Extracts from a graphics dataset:
— start —
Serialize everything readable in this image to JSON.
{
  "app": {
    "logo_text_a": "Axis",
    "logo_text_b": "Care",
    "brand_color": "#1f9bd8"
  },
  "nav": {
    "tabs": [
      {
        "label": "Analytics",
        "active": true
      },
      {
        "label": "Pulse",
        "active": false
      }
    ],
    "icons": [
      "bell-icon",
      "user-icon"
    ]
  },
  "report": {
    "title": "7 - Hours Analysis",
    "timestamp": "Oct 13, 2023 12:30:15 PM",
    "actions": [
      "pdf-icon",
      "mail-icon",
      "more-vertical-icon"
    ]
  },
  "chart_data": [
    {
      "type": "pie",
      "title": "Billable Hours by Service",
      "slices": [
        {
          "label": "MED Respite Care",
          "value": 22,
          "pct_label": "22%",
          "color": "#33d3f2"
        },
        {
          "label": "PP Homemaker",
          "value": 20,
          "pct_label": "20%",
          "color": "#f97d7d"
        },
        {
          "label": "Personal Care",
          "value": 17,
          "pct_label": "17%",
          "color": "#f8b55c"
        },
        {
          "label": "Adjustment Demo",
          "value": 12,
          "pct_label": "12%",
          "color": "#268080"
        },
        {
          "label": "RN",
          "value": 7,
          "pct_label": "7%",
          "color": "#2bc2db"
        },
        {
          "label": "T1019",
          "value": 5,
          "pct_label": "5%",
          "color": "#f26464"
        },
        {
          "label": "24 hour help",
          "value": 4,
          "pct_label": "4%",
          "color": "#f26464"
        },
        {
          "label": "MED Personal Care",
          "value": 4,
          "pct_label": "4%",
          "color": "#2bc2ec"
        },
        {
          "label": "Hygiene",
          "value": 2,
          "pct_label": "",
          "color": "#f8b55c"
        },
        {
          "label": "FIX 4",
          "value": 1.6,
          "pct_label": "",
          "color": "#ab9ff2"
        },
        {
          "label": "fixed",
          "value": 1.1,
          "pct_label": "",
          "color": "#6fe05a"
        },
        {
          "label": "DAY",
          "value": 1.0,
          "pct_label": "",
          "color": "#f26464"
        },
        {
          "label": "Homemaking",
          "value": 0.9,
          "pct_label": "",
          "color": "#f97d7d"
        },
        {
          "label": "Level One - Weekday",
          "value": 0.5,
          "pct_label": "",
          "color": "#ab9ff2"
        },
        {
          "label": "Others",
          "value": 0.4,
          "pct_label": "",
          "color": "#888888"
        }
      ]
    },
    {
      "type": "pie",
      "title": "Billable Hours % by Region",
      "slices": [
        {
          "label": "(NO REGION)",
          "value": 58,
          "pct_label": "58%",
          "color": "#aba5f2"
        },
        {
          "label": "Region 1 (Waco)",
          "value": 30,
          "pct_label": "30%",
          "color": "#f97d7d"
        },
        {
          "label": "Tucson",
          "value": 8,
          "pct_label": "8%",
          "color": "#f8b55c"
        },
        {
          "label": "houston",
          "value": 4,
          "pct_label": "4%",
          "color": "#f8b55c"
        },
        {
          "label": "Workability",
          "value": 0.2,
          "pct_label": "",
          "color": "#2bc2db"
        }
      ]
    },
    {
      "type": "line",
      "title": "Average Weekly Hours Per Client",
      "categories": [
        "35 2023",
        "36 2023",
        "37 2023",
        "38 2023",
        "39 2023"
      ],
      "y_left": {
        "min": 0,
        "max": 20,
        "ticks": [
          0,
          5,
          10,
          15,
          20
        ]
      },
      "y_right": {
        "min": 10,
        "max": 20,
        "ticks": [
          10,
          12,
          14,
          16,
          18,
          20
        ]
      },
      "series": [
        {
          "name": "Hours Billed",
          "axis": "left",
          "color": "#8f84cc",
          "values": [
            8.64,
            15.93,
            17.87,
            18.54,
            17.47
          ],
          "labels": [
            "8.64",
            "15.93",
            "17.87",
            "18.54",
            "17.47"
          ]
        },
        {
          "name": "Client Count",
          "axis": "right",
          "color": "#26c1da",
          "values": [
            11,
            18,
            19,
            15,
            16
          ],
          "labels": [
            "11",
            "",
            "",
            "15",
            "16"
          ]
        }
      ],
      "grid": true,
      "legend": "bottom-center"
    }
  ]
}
— end —
● Short task
Return the lines above exactly, keeping every word.

● Exercise solution
Serialize everything readable in this image to JSON.
{
  "app": {
    "logo_text_a": "Axis",
    "logo_text_b": "Care",
    "brand_color": "#1f9bd8"
  },
  "nav": {
    "tabs": [
      {
        "label": "Analytics",
        "active": true
      },
      {
        "label": "Pulse",
        "active": false
      }
    ],
    "icons": [
      "bell-icon",
      "user-icon"
    ]
  },
  "report": {
    "title": "7 - Hours Analysis",
    "timestamp": "Oct 13, 2023 12:30:15 PM",
    "actions": [
      "pdf-icon",
      "mail-icon",
      "more-vertical-icon"
    ]
  },
  "chart_data": [
    {
      "type": "pie",
      "title": "Billable Hours by Service",
      "slices": [
        {
          "label": "MED Respite Care",
          "value": 22,
          "pct_label": "22%",
          "color": "#33d3f2"
        },
        {
          "label": "PP Homemaker",
          "value": 20,
          "pct_label": "20%",
          "color": "#f97d7d"
        },
        {
          "label": "Personal Care",
          "value": 17,
          "pct_label": "17%",
          "color": "#f8b55c"
        },
        {
          "label": "Adjustment Demo",
          "value": 12,
          "pct_label": "12%",
          "color": "#268080"
        },
        {
          "label": "RN",
          "value": 7,
          "pct_label": "7%",
          "color": "#2bc2db"
        },
        {
          "label": "T1019",
          "value": 5,
          "pct_label": "5%",
          "color": "#f26464"
        },
        {
          "label": "24 hour help",
          "value": 4,
          "pct_label": "4%",
          "color": "#f26464"
        },
        {
          "label": "MED Personal Care",
          "value": 4,
          "pct_label": "4%",
          "color": "#2bc2ec"
        },
        {
          "label": "Hygiene",
          "value": 2,
          "pct_label": "",
          "color": "#f8b55c"
        },
        {
          "label": "FIX 4",
          "value": 1.6,
          "pct_label": "",
          "color": "#ab9ff2"
        },
        {
          "label": "fixed",
          "value": 1.1,
          "pct_label": "",
          "color": "#6fe05a"
        },
        {
          "label": "DAY",
          "value": 1.0,
          "pct_label": "",
          "color": "#f26464"
        },
        {
          "label": "Homemaking",
          "value": 0.9,
          "pct_label": "",
          "color": "#f97d7d"
        },
        {
          "label": "Level One - Weekday",
          "value": 0.5,
          "pct_label": "",
          "color": "#ab9ff2"
        },
        {
          "label": "Others",
          "value": 0.4,
          "pct_label": "",
          "color": "#888888"
        }
      ]
    },
    {
      "type": "pie",
      "title": "Billable Hours % by Region",
      "slices": [
        {
          "label": "(NO REGION)",
          "value": 58,
          "pct_label": "58%",
          "color": "#aba5f2"
        },
        {
          "label": "Region 1 (Waco)",
          "value": 30,
          "pct_label": "30%",
          "color": "#f97d7d"
        },
        {
          "label": "Tucson",
          "value": 8,
          "pct_label": "8%",
          "color": "#f8b55c"
        },
        {
          "label": "houston",
          "value": 4,
          "pct_label": "4%",
          "color": "#f8b55c"
        },
        {
          "label": "Workability",
          "value": 0.2,
          "pct_label": "",
          "color": "#2bc2db"
        }
      ]
    },
    {
      "type": "line",
      "title": "Average Weekly Hours Per Client",
      "categories": [
        "35 2023",
        "36 2023",
        "37 2023",
        "38 2023",
        "39 2023"
      ],
      "y_left": {
        "min": 0,
        "max": 20,
        "ticks": [
          0,
          5,
          10,
          15,
          20
        ]
      },
      "y_right": {
        "min": 10,
        "max": 20,
        "ticks": [
          10,
          12,
          14,
          16,
          18,
          20
        ]
      },
      "series": [
        {
          "name": "Hours Billed",
          "axis": "left",
          "color": "#8f84cc",
          "values": [
            8.64,
            15.93,
            17.87,
            18.54,
            17.47
          ],
          "labels": [
            "8.64",
            "15.93",
            "17.87",
            "18.54",
            "17.47"
          ]
        },
        {
          "name": "Client Count",
          "axis": "right",
          "color": "#26c1da",
          "values": [
            11,
            18,
            19,
            15,
            16
          ],
          "labels": [
            "11",
            "",
            "",
            "15",
            "16"
          ]
        }
      ],
      "grid": true,
      "legend": "bottom-center"
    }
  ]
}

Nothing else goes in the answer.